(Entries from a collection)
☆ ☆ ☆ ☆ ☆ ☆ ☆
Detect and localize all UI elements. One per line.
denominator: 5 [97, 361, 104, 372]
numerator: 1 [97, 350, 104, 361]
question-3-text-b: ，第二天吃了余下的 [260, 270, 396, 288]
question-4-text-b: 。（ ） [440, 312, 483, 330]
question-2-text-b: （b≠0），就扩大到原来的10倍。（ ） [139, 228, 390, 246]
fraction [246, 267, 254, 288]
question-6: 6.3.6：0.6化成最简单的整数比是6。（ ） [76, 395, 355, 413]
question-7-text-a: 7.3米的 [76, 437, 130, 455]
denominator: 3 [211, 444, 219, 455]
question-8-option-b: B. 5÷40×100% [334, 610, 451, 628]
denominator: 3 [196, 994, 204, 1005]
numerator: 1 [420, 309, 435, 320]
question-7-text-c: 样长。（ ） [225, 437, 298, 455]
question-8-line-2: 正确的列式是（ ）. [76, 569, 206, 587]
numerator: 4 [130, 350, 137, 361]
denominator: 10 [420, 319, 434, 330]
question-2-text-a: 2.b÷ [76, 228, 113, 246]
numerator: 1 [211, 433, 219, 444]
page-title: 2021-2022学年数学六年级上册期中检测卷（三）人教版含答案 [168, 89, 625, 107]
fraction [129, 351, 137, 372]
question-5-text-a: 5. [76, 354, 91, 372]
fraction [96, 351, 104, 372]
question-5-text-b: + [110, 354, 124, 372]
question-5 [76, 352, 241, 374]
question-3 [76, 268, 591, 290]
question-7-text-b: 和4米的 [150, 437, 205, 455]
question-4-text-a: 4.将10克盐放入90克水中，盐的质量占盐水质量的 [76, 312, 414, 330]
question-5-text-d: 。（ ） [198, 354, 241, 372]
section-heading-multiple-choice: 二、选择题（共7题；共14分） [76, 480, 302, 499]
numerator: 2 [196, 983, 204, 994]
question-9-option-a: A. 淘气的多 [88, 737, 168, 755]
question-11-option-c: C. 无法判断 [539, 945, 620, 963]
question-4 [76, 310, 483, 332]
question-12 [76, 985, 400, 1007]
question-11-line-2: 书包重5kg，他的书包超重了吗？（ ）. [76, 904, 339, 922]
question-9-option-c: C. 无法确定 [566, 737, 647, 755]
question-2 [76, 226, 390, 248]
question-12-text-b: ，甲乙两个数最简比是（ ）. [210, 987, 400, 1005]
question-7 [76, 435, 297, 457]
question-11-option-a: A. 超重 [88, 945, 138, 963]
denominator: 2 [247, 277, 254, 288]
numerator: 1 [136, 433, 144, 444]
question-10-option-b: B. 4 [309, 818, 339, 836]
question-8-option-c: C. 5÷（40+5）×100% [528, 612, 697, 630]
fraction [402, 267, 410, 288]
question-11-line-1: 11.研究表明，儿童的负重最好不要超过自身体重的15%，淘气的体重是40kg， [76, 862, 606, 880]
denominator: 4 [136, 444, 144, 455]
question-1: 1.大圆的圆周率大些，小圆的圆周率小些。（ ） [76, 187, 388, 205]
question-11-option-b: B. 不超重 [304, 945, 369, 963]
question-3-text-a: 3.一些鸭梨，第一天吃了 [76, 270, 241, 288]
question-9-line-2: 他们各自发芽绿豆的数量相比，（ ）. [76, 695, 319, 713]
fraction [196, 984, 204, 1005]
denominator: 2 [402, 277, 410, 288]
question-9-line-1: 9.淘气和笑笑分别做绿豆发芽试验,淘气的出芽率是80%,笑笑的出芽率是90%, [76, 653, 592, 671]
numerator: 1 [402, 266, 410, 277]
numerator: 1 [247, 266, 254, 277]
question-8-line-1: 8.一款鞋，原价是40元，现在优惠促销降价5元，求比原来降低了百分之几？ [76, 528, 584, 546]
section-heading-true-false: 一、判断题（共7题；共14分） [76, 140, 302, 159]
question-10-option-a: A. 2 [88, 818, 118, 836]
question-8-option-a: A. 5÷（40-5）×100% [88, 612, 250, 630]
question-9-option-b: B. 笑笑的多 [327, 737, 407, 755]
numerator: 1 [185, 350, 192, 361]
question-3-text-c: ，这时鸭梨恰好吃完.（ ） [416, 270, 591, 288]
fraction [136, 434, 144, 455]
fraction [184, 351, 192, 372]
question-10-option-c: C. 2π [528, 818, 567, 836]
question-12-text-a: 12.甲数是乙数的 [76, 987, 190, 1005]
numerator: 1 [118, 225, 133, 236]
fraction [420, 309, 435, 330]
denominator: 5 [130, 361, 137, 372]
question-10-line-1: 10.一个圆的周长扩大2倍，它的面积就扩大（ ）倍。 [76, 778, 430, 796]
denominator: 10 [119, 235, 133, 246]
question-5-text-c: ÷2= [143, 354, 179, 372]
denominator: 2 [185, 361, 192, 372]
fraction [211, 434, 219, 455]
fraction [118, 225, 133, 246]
☆ ☆ ☆ ☆ ☆ ☆ ☆
- OBJECTIVE:
Render the entries above as a Markdown table, starting at the first line and ending at the line that contains "question-4-text-b: 。（ ） [440, 312, 483, 330]". Put each line's row number under Row and its text under Line, skipping any blank lines.

- CORRECT ANSWER:
| Row | Line |
|---|---|
| 1 | Detect and localize all UI elements. One per line. |
| 2 | denominator: 5 [97, 361, 104, 372] |
| 3 | numerator: 1 [97, 350, 104, 361] |
| 4 | question-3-text-b: ，第二天吃了余下的 [260, 270, 396, 288] |
| 5 | question-4-text-b: 。（ ） [440, 312, 483, 330] |